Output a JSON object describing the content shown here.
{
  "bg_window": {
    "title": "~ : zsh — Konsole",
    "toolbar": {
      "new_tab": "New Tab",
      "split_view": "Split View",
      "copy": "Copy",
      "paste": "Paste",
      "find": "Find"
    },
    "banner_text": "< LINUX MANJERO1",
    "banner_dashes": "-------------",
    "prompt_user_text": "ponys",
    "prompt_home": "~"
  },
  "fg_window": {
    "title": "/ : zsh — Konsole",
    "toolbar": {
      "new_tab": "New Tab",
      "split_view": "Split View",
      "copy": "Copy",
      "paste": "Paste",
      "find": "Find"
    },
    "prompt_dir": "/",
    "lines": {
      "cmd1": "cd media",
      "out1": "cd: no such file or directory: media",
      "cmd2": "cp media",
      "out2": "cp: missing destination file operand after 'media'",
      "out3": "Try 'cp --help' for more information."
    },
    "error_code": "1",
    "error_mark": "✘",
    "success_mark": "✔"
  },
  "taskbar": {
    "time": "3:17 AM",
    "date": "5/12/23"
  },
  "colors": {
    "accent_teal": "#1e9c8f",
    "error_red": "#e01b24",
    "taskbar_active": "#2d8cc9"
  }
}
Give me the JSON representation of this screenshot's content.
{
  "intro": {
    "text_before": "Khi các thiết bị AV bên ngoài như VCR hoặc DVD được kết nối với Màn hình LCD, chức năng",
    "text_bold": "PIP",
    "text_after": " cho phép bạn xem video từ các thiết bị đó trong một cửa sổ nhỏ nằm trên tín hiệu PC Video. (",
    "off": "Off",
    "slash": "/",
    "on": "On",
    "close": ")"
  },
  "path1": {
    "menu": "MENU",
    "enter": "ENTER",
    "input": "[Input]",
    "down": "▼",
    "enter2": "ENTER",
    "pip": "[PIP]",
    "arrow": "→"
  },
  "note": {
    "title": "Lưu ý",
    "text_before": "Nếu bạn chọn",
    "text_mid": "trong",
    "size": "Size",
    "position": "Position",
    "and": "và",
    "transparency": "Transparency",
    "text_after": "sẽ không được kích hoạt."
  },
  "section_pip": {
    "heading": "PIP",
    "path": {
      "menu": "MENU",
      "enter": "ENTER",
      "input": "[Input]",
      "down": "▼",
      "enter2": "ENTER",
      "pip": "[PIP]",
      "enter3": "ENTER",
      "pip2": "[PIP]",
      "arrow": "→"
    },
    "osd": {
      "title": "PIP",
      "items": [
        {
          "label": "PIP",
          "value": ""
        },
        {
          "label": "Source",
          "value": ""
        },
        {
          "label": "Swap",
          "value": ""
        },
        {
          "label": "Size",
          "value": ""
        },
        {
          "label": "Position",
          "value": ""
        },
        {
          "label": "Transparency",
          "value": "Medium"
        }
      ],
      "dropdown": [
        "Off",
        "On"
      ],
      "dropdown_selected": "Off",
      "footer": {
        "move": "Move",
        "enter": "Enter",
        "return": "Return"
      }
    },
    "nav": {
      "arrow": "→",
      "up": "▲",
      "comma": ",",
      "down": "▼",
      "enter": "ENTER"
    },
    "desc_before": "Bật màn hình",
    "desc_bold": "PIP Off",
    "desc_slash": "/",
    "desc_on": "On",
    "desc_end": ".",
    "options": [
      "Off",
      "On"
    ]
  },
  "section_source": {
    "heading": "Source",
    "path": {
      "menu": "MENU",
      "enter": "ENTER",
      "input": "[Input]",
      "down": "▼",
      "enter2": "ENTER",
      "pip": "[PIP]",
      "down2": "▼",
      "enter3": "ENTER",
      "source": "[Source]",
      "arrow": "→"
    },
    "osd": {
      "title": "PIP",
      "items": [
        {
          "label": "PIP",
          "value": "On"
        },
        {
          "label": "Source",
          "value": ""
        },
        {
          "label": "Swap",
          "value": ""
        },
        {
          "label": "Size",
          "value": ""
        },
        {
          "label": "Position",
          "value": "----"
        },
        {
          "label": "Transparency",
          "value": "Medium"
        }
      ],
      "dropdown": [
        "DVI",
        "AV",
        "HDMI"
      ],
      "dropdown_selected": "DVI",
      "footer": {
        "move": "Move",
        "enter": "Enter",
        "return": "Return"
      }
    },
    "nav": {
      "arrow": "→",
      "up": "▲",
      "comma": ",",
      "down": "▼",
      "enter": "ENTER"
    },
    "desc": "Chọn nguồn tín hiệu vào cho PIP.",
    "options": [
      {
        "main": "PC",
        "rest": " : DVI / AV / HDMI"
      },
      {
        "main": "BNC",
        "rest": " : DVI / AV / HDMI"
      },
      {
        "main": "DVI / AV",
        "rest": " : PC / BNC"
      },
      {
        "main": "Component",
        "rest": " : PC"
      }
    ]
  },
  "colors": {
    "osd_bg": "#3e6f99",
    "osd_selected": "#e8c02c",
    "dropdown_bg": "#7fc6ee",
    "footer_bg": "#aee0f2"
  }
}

## REQUIREMENTS
Return every line in the listing that contains the word "content".

## ANSWER BELOW
Output a JSON object describing the content shown here.
Give me the JSON representation of this screenshot's content.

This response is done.